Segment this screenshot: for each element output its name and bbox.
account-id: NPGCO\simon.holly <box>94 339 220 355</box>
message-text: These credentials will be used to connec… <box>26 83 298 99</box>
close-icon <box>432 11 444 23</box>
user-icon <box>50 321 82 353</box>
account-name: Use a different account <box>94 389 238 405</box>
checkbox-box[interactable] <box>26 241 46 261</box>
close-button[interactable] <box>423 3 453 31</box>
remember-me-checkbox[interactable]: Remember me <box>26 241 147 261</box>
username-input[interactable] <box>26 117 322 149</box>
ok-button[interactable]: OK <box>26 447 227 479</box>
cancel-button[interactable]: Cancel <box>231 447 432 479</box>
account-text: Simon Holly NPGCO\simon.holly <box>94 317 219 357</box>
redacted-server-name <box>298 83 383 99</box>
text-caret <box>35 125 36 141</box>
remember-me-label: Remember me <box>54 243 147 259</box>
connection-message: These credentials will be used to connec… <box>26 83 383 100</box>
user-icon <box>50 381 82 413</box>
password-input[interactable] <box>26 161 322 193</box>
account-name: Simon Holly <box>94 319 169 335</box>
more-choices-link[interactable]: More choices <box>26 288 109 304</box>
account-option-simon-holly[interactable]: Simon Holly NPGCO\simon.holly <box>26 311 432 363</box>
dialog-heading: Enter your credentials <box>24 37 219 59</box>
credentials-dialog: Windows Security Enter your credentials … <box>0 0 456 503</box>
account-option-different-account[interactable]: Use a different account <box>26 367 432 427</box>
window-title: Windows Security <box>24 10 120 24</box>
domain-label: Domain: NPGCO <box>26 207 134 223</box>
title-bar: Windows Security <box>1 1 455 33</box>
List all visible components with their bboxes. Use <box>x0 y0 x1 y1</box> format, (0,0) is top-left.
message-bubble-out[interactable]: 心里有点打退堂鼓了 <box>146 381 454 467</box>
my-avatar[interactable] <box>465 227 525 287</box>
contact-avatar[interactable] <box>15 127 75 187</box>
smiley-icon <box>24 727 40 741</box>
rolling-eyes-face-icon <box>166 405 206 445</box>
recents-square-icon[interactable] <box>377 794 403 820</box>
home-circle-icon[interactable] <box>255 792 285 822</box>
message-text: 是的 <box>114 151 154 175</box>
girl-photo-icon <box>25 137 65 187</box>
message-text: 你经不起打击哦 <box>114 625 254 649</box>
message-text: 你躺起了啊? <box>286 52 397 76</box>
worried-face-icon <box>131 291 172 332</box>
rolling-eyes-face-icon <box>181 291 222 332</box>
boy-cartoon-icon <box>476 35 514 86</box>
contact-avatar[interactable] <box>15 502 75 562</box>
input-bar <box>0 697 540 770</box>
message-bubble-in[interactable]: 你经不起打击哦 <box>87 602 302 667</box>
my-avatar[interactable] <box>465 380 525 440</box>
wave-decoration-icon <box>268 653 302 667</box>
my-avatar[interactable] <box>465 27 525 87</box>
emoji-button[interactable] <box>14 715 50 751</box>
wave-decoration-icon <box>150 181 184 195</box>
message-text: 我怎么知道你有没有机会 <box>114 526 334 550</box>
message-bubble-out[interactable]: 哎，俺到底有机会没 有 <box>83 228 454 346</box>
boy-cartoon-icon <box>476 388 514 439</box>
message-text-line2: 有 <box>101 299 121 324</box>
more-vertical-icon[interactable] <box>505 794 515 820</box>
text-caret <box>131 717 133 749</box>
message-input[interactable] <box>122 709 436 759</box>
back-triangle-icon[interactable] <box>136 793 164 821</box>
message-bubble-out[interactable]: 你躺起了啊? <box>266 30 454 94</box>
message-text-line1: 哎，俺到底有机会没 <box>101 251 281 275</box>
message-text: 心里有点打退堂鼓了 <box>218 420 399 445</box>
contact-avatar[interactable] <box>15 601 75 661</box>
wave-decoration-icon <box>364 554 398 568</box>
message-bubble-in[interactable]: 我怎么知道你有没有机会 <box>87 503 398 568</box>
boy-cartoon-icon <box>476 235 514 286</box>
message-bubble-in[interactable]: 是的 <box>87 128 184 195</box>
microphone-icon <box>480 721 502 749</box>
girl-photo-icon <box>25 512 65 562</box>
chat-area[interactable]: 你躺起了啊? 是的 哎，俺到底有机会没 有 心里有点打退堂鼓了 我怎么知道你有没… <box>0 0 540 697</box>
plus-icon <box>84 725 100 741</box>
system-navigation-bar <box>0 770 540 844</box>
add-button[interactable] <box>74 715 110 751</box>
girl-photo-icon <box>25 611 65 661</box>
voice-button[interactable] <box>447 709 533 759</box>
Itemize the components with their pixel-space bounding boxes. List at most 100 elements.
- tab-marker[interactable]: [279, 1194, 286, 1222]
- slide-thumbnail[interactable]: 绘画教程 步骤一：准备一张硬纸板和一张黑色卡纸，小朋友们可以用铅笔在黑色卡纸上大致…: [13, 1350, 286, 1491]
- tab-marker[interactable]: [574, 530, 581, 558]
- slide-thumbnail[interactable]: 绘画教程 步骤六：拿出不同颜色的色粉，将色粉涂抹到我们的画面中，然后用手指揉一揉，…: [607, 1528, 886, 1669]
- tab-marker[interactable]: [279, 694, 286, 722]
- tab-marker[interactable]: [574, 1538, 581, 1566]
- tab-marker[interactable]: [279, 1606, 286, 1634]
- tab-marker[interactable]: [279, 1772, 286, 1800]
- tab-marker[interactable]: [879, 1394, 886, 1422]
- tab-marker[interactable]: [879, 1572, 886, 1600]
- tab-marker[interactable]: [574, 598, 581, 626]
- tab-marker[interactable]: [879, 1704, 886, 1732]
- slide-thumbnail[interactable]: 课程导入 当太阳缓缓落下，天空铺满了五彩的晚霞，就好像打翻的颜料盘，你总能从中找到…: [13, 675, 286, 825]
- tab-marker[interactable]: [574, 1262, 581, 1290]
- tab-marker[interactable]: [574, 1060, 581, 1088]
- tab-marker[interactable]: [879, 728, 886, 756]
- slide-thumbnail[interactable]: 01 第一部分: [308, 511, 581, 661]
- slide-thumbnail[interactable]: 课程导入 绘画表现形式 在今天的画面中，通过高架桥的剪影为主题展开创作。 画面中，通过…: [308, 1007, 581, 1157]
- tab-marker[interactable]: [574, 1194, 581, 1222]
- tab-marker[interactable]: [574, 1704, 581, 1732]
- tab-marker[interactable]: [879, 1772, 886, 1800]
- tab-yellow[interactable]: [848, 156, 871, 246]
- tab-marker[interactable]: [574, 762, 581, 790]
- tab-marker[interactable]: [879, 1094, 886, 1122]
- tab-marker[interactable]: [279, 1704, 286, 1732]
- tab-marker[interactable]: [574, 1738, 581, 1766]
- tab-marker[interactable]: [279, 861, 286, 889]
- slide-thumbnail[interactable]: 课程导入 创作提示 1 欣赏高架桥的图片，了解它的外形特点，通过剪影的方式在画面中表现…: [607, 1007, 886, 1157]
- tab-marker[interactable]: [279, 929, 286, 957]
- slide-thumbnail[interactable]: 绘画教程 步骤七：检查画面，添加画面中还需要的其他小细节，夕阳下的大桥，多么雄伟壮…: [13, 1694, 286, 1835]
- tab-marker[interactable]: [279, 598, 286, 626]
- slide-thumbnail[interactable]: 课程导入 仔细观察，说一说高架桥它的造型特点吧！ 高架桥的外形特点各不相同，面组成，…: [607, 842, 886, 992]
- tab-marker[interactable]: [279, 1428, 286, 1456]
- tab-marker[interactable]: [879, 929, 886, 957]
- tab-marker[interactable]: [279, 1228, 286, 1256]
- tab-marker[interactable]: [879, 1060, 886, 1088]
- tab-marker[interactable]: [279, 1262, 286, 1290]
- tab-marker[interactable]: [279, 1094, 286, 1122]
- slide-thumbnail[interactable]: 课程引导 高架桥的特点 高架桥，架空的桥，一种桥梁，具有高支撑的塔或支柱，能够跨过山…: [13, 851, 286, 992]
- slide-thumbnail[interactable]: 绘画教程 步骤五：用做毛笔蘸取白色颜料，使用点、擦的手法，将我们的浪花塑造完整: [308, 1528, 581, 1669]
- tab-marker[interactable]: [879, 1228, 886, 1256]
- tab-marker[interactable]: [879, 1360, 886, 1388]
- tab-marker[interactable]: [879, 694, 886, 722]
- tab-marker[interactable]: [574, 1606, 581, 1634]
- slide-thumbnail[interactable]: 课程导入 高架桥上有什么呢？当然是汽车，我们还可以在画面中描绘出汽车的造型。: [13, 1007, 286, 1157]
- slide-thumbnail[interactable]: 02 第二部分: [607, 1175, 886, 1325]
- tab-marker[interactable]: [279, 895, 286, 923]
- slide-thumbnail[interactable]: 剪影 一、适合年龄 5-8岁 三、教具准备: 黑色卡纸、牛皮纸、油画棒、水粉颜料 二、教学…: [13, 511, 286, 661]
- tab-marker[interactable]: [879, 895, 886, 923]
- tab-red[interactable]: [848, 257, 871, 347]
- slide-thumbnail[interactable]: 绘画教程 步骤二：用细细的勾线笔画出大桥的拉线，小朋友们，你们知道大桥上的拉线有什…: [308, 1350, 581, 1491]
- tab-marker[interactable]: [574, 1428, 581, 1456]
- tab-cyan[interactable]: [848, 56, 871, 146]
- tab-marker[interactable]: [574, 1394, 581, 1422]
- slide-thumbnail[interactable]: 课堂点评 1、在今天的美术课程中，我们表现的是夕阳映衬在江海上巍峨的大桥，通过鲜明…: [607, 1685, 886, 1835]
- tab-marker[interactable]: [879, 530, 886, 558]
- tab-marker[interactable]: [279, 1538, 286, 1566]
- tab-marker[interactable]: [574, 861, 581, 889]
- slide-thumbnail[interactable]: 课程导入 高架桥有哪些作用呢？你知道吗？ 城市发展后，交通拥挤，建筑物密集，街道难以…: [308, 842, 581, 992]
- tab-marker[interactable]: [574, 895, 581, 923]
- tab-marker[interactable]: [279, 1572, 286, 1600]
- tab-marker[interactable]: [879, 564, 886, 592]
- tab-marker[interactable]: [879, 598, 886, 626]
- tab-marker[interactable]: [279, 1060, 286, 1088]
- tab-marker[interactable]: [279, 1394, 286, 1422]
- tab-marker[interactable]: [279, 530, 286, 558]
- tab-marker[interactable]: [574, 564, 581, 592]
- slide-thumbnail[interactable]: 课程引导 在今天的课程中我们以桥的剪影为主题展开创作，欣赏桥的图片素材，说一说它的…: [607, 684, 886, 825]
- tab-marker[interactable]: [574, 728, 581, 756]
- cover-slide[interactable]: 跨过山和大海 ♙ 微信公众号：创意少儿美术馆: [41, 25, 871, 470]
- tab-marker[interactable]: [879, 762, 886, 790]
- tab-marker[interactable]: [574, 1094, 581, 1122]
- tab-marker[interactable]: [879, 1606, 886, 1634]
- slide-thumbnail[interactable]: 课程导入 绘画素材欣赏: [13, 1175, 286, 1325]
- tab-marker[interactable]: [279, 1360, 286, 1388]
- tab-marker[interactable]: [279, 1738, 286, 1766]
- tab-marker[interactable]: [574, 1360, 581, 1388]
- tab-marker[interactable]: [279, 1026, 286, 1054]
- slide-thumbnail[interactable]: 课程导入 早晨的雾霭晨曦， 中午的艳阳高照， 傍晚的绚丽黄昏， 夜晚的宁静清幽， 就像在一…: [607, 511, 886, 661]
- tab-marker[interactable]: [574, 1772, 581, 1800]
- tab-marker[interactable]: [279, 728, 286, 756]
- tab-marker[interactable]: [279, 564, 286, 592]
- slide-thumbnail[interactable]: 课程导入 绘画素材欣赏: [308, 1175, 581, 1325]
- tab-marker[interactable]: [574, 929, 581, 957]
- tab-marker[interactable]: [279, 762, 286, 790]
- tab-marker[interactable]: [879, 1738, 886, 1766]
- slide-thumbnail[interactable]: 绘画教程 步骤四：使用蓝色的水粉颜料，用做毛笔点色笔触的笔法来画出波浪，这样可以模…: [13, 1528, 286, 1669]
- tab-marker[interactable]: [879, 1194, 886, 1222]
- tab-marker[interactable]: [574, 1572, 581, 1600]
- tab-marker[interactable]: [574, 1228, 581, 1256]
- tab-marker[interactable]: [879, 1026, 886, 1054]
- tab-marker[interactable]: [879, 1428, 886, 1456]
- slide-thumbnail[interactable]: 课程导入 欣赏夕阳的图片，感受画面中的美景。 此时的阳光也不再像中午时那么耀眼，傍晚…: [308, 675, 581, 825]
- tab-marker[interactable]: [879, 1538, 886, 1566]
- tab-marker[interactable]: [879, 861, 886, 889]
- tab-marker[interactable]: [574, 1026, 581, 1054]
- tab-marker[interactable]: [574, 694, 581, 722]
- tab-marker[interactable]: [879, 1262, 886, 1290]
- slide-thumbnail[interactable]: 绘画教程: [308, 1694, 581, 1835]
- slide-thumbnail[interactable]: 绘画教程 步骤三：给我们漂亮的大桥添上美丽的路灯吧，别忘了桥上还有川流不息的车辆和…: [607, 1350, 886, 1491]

━━━━━━

## Aim of the exercise
Please copy the records exactly, from their first line through the line containing "close-button[interactable] <box>423 3", with both of those lines included.

## Response below
Segment this screenshot: for each element output its name and bbox.
account-id: NPGCO\simon.holly <box>94 339 220 355</box>
message-text: These credentials will be used to connec… <box>26 83 298 99</box>
close-icon <box>432 11 444 23</box>
user-icon <box>50 321 82 353</box>
account-name: Use a different account <box>94 389 238 405</box>
checkbox-box[interactable] <box>26 241 46 261</box>
close-button[interactable] <box>423 3 453 31</box>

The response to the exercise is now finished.